2017 Atlanta Braves Batting Profiles

2017 Atlanta Braves Batting Profiles

Now that the season has ended, I thought it was a good time to go back and review the batting profiles of some of the Braves’ key players. Batting profiles are essentially the nuts and bolts behind a players production and answers the why behind what. Knowing what a guy’s wRC+ is useful but knowing how he arrived at that production gives you both a better understanding of a that players present talent, as well as a more accurate projection for what he’ll do in the future.

The most recent example of this is Dansby Swanson’s 2016 debut. Looking at just the production he put up, it was easy to conclude that Swanson was every bit the star player that he’s prospect ranking proclaimed him to be and project him for that production going forward. But as his batting profile was put together, major red flags showed up, specifically in the power department, and it became clear that more than normal regression should probably be expected in 2017. Fast-forward a year later, and that profile proved to be a useful tool as Dansby struggled with all aspects of hitting, especially power, and we can now see more clearly his path to stardom will likely be harder than first thought.

### TASKS TO CARRY OUT
**1)** Answer these questions about the piece on 2017 Atlanta Braves batting profiles:
(a) In what year did Dansby Swanson make his debut?
(b) What stat does the piece name as useful to know about a player?
(c) In which area did Swanson struggle most in the year after his debut?
**2)** In the piece on Braves batting profiles, why is knowing how a player arrived at his production useful? Answer in one to three sentences.
**3)** Pick up the piece on 2017 Atlanta Braves batting profiles after its last sentence and keep writing.
You won't need the entries from a collection for any of this.

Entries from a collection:
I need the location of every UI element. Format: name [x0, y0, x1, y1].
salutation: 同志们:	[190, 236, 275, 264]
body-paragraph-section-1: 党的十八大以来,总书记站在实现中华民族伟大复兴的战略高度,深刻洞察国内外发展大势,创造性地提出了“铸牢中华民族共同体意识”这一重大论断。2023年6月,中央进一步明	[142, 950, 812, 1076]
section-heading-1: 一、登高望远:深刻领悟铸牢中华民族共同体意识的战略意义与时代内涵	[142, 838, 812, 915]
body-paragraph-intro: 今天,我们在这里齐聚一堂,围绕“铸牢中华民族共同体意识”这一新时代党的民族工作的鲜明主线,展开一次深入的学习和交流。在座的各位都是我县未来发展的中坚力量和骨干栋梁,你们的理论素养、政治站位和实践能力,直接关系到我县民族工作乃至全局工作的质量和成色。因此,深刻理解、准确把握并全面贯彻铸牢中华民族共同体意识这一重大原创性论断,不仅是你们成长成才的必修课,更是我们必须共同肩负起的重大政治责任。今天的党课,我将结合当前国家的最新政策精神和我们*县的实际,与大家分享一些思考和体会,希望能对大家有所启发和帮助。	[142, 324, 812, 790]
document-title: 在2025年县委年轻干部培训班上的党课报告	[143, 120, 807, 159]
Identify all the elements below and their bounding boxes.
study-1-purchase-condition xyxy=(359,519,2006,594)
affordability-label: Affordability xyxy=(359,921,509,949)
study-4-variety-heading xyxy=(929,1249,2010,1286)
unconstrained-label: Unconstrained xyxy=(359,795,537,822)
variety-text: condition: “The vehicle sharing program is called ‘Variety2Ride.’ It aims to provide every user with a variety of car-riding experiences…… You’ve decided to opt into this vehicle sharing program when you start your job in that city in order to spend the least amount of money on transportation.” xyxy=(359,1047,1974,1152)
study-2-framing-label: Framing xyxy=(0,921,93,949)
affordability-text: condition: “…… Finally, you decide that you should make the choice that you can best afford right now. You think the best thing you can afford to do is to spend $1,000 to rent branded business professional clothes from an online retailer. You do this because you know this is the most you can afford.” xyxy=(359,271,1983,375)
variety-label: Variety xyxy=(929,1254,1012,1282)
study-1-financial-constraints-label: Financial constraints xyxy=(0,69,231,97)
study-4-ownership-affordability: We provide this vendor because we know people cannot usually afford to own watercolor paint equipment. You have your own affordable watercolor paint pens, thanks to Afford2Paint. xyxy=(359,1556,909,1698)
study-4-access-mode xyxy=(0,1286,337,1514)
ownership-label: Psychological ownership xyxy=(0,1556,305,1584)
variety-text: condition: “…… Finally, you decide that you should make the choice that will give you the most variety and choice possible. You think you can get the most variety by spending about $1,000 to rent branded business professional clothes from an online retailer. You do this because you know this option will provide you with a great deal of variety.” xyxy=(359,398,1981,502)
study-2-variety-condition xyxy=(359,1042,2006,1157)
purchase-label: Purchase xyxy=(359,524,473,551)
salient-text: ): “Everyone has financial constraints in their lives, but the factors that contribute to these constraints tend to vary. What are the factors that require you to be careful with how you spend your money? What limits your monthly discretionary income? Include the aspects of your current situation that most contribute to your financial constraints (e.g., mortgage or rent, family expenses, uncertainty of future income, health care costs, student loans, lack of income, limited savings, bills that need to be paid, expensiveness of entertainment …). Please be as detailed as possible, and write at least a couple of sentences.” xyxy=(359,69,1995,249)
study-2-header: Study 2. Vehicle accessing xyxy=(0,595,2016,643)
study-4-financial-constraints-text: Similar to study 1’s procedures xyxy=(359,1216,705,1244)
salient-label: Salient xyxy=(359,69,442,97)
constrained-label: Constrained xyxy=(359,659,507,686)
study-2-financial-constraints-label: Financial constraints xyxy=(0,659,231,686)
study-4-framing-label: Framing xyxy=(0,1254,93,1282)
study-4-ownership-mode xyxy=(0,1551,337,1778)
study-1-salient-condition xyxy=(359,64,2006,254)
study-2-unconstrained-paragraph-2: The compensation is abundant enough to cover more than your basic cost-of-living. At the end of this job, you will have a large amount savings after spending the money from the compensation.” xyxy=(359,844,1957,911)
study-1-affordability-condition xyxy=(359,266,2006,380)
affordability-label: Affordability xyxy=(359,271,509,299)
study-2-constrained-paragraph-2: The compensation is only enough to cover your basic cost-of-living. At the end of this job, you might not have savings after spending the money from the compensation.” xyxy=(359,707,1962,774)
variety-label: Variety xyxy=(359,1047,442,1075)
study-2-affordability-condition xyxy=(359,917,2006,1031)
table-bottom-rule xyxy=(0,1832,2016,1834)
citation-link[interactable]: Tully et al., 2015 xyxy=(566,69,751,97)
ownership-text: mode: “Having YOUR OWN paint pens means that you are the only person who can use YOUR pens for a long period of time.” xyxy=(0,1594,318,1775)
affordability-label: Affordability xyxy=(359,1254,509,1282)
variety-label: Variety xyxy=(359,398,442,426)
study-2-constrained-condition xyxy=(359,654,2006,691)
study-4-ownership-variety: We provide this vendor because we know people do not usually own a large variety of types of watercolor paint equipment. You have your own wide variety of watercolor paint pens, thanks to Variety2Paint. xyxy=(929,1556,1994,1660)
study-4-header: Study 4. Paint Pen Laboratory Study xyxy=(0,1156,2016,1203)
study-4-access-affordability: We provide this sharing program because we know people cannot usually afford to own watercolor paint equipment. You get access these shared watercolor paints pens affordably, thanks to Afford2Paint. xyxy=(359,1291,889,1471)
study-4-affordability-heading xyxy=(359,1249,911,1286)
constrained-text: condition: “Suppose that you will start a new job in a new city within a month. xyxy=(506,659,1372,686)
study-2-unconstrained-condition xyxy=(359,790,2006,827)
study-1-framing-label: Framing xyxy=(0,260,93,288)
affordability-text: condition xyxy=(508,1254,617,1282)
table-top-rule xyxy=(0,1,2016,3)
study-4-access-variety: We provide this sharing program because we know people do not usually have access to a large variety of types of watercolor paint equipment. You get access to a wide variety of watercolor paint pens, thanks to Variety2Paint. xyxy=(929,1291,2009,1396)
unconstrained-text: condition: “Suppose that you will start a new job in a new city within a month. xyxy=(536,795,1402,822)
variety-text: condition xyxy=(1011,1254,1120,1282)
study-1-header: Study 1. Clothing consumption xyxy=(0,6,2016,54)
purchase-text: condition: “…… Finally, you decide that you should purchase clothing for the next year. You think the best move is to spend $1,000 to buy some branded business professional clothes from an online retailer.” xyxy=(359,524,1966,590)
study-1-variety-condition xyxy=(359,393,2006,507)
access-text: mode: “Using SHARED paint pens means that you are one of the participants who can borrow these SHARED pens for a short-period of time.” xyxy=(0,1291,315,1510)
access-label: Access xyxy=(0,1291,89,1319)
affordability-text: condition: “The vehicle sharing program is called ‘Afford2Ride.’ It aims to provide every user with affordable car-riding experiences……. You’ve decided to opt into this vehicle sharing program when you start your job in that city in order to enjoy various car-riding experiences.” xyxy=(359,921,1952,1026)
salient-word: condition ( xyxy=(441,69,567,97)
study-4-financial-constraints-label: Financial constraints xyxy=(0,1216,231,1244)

### RESULTS FOR EACH TASK
**1)**
(a) 2016
(b) wRC+
(c) Power

**2)** It gives a better understanding of that player's present talent. It also gives a more accurate projection of what he will do in the future.

**3)**
So there is value to be had.

With that, we’re going to dive right in. Here’s the chart:

We’re going to go through each guy individually but a couple quick things about the chart. I think most of the headers are self explanatory, with the first four being exit velocity metrics followed by standard batted ball types and so on. I ended the chart with wOBA and xwOBA for each guy. If you’re unfamiliar, xwOBA stands for expected wOBA. It’s a metric from the Statcast guys that basically tries to strip away the randomness that goes into batted ball results and gives what a hitter’s wOBA should be based on the type and quality of his contact.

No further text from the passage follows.